**Exercise task**
Return the whole listing exactly as it stands.

**Record set**
╭──
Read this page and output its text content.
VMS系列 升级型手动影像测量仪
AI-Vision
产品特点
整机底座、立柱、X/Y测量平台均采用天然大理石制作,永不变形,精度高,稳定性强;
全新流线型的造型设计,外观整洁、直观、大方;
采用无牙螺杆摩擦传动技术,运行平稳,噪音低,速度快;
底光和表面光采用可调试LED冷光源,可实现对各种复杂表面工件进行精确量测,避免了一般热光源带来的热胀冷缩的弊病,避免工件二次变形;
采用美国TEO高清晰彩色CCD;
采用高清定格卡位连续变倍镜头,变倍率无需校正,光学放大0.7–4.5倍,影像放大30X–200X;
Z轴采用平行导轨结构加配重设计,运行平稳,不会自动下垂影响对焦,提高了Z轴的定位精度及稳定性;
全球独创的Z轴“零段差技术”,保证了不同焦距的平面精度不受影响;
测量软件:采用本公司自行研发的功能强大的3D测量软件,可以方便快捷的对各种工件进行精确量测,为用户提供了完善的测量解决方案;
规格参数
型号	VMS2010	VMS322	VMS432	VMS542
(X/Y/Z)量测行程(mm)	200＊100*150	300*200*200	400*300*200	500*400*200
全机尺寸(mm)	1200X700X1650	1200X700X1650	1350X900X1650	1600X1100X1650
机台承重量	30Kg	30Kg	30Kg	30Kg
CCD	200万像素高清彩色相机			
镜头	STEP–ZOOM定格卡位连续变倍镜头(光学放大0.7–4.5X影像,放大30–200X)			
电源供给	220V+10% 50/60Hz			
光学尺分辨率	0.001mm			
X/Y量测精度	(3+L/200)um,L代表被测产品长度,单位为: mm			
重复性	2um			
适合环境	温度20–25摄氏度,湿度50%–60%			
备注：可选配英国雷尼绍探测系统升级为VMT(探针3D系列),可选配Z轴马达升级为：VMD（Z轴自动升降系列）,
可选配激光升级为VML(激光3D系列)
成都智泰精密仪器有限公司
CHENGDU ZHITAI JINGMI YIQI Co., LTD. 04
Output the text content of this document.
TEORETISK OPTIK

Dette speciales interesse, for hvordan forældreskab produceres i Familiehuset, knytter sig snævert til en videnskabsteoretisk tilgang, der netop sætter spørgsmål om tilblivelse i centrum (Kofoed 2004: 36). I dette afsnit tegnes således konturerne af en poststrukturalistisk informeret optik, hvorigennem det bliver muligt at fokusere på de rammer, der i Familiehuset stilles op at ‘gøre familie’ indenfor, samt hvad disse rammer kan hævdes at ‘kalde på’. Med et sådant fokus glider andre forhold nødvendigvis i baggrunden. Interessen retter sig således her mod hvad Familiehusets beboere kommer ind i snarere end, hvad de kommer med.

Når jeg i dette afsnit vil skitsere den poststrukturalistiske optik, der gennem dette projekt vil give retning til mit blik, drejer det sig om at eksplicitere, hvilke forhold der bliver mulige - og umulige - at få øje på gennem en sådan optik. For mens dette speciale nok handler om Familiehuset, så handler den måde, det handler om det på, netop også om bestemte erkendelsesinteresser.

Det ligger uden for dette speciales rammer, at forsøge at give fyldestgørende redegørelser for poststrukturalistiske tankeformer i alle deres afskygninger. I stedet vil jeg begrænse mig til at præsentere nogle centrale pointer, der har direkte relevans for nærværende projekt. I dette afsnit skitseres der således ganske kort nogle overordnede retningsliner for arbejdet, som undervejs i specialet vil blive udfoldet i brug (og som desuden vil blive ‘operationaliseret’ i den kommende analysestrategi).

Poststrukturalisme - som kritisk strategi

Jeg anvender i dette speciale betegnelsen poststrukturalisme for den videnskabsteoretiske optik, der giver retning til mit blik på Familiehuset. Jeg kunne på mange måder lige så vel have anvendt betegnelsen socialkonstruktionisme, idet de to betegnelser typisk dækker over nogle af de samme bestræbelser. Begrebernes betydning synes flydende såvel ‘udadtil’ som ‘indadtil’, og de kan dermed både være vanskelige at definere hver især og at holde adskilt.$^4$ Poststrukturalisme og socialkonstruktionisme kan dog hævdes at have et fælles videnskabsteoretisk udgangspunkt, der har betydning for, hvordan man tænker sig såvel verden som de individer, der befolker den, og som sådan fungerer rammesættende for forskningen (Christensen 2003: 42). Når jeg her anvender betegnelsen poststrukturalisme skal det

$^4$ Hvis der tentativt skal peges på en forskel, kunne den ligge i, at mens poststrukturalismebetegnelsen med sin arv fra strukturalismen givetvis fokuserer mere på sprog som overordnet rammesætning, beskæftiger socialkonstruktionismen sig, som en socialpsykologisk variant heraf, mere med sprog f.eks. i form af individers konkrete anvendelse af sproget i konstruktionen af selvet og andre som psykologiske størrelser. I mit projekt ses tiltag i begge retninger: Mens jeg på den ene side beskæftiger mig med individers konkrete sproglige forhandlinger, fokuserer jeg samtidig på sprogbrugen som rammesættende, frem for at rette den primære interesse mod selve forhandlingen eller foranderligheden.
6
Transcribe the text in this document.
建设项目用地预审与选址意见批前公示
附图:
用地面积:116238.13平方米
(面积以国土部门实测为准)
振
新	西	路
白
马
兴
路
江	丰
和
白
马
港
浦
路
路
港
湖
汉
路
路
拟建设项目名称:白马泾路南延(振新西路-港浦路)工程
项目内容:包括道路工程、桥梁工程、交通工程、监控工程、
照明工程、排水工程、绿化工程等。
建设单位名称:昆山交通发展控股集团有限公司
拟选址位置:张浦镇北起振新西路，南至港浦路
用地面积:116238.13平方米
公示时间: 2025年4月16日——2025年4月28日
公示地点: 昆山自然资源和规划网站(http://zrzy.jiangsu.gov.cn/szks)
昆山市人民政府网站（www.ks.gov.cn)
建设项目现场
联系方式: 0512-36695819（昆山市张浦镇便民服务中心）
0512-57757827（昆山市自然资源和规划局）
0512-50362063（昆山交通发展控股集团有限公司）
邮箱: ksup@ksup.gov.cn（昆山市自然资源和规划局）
╰──
**Completed exercise**
Read this page and output its text content.
VMS系列 升级型手动影像测量仪
AI-Vision
产品特点
整机底座、立柱、X/Y测量平台均采用天然大理石制作,永不变形,精度高,稳定性强;
全新流线型的造型设计,外观整洁、直观、大方;
采用无牙螺杆摩擦传动技术,运行平稳,噪音低,速度快;
底光和表面光采用可调试LED冷光源,可实现对各种复杂表面工件进行精确量测,避免了一般热光源带来的热胀冷缩的弊病,避免工件二次变形;
采用美国TEO高清晰彩色CCD;
采用高清定格卡位连续变倍镜头,变倍率无需校正,光学放大0.7–4.5倍,影像放大30X–200X;
Z轴采用平行导轨结构加配重设计,运行平稳,不会自动下垂影响对焦,提高了Z轴的定位精度及稳定性;
全球独创的Z轴“零段差技术”,保证了不同焦距的平面精度不受影响;
测量软件:采用本公司自行研发的功能强大的3D测量软件,可以方便快捷的对各种工件进行精确量测,为用户提供了完善的测量解决方案;
规格参数
型号	VMS2010	VMS322	VMS432	VMS542
(X/Y/Z)量测行程(mm)	200＊100*150	300*200*200	400*300*200	500*400*200
全机尺寸(mm)	1200X700X1650	1200X700X1650	1350X900X1650	1600X1100X1650
机台承重量	30Kg	30Kg	30Kg	30Kg
CCD	200万像素高清彩色相机			
镜头	STEP–ZOOM定格卡位连续变倍镜头(光学放大0.7–4.5X影像,放大30–200X)			
电源供给	220V+10% 50/60Hz			
光学尺分辨率	0.001mm			
X/Y量测精度	(3+L/200)um,L代表被测产品长度,单位为: mm			
重复性	2um			
适合环境	温度20–25摄氏度,湿度50%–60%			
备注：可选配英国雷尼绍探测系统升级为VMT(探针3D系列),可选配Z轴马达升级为：VMD（Z轴自动升降系列）,
可选配激光升级为VML(激光3D系列)
成都智泰精密仪器有限公司
CHENGDU ZHITAI JINGMI YIQI Co., LTD. 04
Output the text content of this document.
TEORETISK OPTIK

Dette speciales interesse, for hvordan forældreskab produceres i Familiehuset, knytter sig snævert til en videnskabsteoretisk tilgang, der netop sætter spørgsmål om tilblivelse i centrum (Kofoed 2004: 36). I dette afsnit tegnes således konturerne af en poststrukturalistisk informeret optik, hvorigennem det bliver muligt at fokusere på de rammer, der i Familiehuset stilles op at ‘gøre familie’ indenfor, samt hvad disse rammer kan hævdes at ‘kalde på’. Med et sådant fokus glider andre forhold nødvendigvis i baggrunden. Interessen retter sig således her mod hvad Familiehusets beboere kommer ind i snarere end, hvad de kommer med.

Når jeg i dette afsnit vil skitsere den poststrukturalistiske optik, der gennem dette projekt vil give retning til mit blik, drejer det sig om at eksplicitere, hvilke forhold der bliver mulige - og umulige - at få øje på gennem en sådan optik. For mens dette speciale nok handler om Familiehuset, så handler den måde, det handler om det på, netop også om bestemte erkendelsesinteresser.

Det ligger uden for dette speciales rammer, at forsøge at give fyldestgørende redegørelser for poststrukturalistiske tankeformer i alle deres afskygninger. I stedet vil jeg begrænse mig til at præsentere nogle centrale pointer, der har direkte relevans for nærværende projekt. I dette afsnit skitseres der således ganske kort nogle overordnede retningsliner for arbejdet, som undervejs i specialet vil blive udfoldet i brug (og som desuden vil blive ‘operationaliseret’ i den kommende analysestrategi).

Poststrukturalisme - som kritisk strategi

Jeg anvender i dette speciale betegnelsen poststrukturalisme for den videnskabsteoretiske optik, der giver retning til mit blik på Familiehuset. Jeg kunne på mange måder lige så vel have anvendt betegnelsen socialkonstruktionisme, idet de to betegnelser typisk dækker over nogle af de samme bestræbelser. Begrebernes betydning synes flydende såvel ‘udadtil’ som ‘indadtil’, og de kan dermed både være vanskelige at definere hver især og at holde adskilt.$^4$ Poststrukturalisme og socialkonstruktionisme kan dog hævdes at have et fælles videnskabsteoretisk udgangspunkt, der har betydning for, hvordan man tænker sig såvel verden som de individer, der befolker den, og som sådan fungerer rammesættende for forskningen (Christensen 2003: 42). Når jeg her anvender betegnelsen poststrukturalisme skal det

$^4$ Hvis der tentativt skal peges på en forskel, kunne den ligge i, at mens poststrukturalismebetegnelsen med sin arv fra strukturalismen givetvis fokuserer mere på sprog som overordnet rammesætning, beskæftiger socialkonstruktionismen sig, som en socialpsykologisk variant heraf, mere med sprog f.eks. i form af individers konkrete anvendelse af sproget i konstruktionen af selvet og andre som psykologiske størrelser. I mit projekt ses tiltag i begge retninger: Mens jeg på den ene side beskæftiger mig med individers konkrete sproglige forhandlinger, fokuserer jeg samtidig på sprogbrugen som rammesættende, frem for at rette den primære interesse mod selve forhandlingen eller foranderligheden.
6
Transcribe the text in this document.
建设项目用地预审与选址意见批前公示
附图:
用地面积:116238.13平方米
(面积以国土部门实测为准)
振
新	西	路
白
马
兴
路
江	丰
和
白
马
港
浦
路
路
港
湖
汉
路
路
拟建设项目名称:白马泾路南延(振新西路-港浦路)工程
项目内容:包括道路工程、桥梁工程、交通工程、监控工程、
照明工程、排水工程、绿化工程等。
建设单位名称:昆山交通发展控股集团有限公司
拟选址位置:张浦镇北起振新西路，南至港浦路
用地面积:116238.13平方米
公示时间: 2025年4月16日——2025年4月28日
公示地点: 昆山自然资源和规划网站(http://zrzy.jiangsu.gov.cn/szks)
昆山市人民政府网站（www.ks.gov.cn)
建设项目现场
联系方式: 0512-36695819（昆山市张浦镇便民服务中心）
0512-57757827（昆山市自然资源和规划局）
0512-50362063（昆山交通发展控股集团有限公司）
邮箱: ksup@ksup.gov.cn（昆山市自然资源和规划局）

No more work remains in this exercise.